* DOCUMENT EXCERPT:
Appellant, by supplemental petition in answer thereto, filed a general demurrer and general denial.

The case was submitted to a jury upon special issues.

On the several special issues submitted the jury found substantially the following:

1. J. I. Garrett was in the employ of the Tidal Oil Company on April 22, 1928.

2. He sustained a personal injury on April 22, 1928.

3. Garrett was totally disabled as a proximate result of the injuries sustained about the 22d day of April, 1928.

4. The injuries sustained by Garrett on April 22, 1928, will be permanent.

5. A failure of the insurance company to pay Garrett any compensation which he may recover in a lump sum will work a manifest hardship and injustice on Garrett.

6 and 7. These questions were on the percentage of Garrett's disability, in the event such would change from time to time and were not answered.

8. The injury was received by Garrett while engaged in and about the furtherance of the affairs or business of his employer, the Tidal Oil Company.

9. The inhalation of gas and oil by Garrett on April 22, 1928, excited a latent and dormant tubercular condition.

10. The condition of Garrett is directly and proximately caused by the inhalation of oil and gas on April 22, 1928.

11. There was no intent on the part of the Tidal Oil Company, or Garrett, to violate the criminal law of the state of Texas by reason of Garrett's employment requiring him to perform work on Sunday.

12. The jury finds from a preponderance of the evidence that the personal injury sustained by Garrett on the 22d day of April, 1928, is the sole cause of his present physical condition.

13. The jury finds from a preponderance of the evidence that any disability sustained by Garrett is not the result of his inhaling hydrogen sulphide gas in small quantities over a period of several months.

14. The jury finds from a preponderance of the evidence that Garrett's disability is not the proximate result of his inhaling oil and gas in small quantities over a period of several months.

* EXTRACTED MATERIAL:
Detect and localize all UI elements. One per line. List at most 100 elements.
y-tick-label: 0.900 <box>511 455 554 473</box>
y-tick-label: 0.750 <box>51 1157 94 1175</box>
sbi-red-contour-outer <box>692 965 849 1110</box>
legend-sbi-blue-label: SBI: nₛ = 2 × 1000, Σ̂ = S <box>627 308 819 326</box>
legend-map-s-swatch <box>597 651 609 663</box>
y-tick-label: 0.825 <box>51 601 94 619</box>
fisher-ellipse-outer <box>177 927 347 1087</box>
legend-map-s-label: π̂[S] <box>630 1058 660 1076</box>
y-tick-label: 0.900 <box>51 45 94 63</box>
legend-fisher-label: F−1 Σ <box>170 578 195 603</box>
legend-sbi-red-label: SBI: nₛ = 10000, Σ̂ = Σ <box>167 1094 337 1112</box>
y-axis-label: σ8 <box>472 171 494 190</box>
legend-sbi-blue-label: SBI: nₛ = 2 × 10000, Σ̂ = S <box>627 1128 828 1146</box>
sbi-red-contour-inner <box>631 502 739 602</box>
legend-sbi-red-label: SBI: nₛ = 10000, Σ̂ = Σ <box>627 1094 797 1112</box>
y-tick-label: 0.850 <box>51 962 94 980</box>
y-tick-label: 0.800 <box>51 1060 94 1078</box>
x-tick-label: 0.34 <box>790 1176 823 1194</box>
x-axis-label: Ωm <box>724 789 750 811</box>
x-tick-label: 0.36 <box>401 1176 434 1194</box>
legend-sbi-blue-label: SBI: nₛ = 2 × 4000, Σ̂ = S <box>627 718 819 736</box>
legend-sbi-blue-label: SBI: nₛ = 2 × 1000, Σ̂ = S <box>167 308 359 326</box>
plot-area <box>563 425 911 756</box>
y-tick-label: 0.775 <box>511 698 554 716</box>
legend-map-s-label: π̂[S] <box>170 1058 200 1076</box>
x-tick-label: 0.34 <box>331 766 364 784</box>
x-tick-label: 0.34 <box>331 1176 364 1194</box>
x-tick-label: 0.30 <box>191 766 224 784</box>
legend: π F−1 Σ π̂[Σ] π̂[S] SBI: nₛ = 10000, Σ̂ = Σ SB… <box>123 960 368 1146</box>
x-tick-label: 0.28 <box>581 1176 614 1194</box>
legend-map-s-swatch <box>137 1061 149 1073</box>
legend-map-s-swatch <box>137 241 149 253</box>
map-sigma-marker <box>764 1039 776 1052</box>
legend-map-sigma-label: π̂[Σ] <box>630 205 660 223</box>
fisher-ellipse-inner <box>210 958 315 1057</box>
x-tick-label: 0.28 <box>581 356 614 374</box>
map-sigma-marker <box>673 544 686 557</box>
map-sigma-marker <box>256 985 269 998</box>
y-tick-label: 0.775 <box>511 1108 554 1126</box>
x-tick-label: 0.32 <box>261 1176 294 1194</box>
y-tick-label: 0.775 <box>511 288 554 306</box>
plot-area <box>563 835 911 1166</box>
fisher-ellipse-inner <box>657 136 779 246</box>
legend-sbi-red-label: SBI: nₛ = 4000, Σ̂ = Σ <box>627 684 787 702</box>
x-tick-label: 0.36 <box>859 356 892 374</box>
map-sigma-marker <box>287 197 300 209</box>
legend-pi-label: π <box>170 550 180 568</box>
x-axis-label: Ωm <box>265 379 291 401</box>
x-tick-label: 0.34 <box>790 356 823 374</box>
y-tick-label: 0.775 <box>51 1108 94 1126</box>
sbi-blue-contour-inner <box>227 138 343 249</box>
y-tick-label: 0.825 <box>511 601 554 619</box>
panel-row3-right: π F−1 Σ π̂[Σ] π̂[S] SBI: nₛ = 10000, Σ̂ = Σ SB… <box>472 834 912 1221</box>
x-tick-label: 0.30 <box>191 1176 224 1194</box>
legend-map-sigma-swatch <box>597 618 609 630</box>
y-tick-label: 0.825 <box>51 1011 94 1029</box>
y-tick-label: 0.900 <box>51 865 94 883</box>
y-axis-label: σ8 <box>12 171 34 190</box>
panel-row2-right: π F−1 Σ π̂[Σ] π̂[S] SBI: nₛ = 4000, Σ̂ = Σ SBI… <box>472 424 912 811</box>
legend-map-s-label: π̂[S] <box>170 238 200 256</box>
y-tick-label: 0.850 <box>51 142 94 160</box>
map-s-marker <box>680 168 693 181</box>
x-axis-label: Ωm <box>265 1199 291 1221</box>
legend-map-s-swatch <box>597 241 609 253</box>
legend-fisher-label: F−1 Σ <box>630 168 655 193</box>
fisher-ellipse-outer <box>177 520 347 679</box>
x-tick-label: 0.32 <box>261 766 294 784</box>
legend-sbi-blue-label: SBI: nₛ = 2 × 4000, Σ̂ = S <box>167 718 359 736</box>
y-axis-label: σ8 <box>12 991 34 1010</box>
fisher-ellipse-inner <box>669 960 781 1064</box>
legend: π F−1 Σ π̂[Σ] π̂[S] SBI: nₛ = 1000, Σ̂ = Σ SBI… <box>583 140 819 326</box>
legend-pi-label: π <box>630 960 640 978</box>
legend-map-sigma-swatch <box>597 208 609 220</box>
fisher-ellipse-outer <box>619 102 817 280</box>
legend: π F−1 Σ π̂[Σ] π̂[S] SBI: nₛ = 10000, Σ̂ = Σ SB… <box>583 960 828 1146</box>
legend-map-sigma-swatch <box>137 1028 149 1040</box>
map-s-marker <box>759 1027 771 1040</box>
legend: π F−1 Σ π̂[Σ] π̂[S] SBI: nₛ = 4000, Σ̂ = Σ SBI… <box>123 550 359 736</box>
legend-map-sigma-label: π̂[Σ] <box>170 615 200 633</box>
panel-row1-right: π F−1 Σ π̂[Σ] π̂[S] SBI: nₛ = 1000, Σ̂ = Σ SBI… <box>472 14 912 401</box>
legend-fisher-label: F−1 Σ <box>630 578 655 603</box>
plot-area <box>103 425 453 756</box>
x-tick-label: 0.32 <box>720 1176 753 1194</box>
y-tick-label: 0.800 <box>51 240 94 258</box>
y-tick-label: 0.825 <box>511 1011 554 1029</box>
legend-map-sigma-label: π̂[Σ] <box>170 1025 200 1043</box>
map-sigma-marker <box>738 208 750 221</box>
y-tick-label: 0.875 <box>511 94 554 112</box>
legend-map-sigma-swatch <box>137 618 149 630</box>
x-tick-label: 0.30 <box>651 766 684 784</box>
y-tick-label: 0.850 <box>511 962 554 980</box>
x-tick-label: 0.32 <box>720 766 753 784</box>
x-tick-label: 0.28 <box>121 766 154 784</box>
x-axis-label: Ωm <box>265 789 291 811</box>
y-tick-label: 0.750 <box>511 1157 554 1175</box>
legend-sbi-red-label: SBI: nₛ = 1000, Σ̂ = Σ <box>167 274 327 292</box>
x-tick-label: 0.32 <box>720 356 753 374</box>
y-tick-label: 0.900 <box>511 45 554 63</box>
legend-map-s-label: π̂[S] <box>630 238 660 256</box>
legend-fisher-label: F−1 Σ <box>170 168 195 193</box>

* YOUR TASK: Please return the court excerpt on the jury's findings about Garrett's injury word for word, from its first sentence to its last.

* TASK OUTPUT:
Appellant, by supplemental petition in answer thereto, filed a general demurrer and general denial.

The case was submitted to a jury upon special issues.

On the several special issues submitted the jury found substantially the following:

1. J. I. Garrett was in the employ of the Tidal Oil Company on April 22, 1928.

2. He sustained a personal injury on April 22, 1928.

3. Garrett was totally disabled as a proximate result of the injuries sustained about the 22d day of April, 1928.

4. The injuries sustained by Garrett on April 22, 1928, will be permanent.

5. A failure of the insurance company to pay Garrett any compensation which he may recover in a lump sum will work a manifest hardship and injustice on Garrett.

6 and 7. These questions were on the percentage of Garrett's disability, in the event such would change from time to time and were not answered.

8. The injury was received by Garrett while engaged in and about the furtherance of the affairs or business of his employer, the Tidal Oil Company.

9. The inhalation of gas and oil by Garrett on April 22, 1928, excited a latent and dormant tubercular condition.

10. The condition of Garrett is directly and proximately caused by the inhalation of oil and gas on April 22, 1928.

11. There was no intent on the part of the Tidal Oil Company, or Garrett, to violate the criminal law of the state of Texas by reason of Garrett's employment requiring him to perform work on Sunday.

12. The jury finds from a preponderance of the evidence that the personal injury sustained by Garrett on the 22d day of April, 1928, is the sole cause of his present physical condition.

13. The jury finds from a preponderance of the evidence that any disability sustained by Garrett is not the result of his inhaling hydrogen sulphide gas in small quantities over a period of several months.

14. The jury finds from a preponderance of the evidence that Garrett's disability is not the proximate result of his inhaling oil and gas in small quantities over a period of several months.